*Record extracts*
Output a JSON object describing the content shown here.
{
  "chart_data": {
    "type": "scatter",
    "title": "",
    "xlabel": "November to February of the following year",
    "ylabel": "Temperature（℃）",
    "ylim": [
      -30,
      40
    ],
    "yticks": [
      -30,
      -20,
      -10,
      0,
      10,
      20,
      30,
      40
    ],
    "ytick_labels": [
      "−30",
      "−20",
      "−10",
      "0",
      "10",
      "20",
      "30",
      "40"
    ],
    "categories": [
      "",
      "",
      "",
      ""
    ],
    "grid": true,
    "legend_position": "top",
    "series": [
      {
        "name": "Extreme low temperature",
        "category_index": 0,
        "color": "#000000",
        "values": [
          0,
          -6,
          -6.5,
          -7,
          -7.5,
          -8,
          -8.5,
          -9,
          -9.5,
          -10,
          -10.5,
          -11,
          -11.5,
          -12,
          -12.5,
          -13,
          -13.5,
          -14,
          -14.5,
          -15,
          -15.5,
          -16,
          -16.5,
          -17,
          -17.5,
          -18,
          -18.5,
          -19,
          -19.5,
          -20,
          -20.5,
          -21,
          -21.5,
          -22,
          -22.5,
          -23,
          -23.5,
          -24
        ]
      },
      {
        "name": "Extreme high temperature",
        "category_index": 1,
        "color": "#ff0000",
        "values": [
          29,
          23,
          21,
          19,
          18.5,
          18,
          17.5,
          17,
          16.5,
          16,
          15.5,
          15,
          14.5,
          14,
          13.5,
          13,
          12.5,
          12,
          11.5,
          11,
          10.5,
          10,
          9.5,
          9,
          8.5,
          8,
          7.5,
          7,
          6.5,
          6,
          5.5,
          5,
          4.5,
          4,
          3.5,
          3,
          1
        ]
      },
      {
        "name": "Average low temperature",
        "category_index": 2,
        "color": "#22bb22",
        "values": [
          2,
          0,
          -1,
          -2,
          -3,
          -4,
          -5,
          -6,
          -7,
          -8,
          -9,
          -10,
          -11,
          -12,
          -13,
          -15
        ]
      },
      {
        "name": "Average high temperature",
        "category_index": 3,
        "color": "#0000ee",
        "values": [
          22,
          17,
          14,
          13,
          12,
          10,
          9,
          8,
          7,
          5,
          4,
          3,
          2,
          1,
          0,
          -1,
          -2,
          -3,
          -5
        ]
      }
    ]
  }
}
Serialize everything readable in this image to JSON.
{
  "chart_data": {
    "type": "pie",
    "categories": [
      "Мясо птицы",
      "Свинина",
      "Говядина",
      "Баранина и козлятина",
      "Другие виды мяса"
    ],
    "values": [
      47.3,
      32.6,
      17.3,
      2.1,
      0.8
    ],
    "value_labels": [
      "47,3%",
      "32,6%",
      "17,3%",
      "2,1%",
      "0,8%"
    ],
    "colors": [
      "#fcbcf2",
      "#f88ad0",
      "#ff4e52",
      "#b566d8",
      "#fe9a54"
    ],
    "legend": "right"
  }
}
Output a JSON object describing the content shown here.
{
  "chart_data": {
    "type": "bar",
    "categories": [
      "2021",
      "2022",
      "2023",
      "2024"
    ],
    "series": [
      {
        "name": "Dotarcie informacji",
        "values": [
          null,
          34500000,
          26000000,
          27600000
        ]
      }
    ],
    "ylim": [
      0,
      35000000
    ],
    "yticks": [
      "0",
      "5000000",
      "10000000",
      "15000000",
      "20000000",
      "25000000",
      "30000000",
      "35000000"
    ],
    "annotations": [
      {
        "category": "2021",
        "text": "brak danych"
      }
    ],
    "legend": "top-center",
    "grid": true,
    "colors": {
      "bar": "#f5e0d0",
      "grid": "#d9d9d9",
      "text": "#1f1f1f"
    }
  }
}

*Work required*
Copy all lines from the listing that contain "Extreme".

*Result*
        "name": "Extreme low temperature",
        "name": "Extreme high temperature",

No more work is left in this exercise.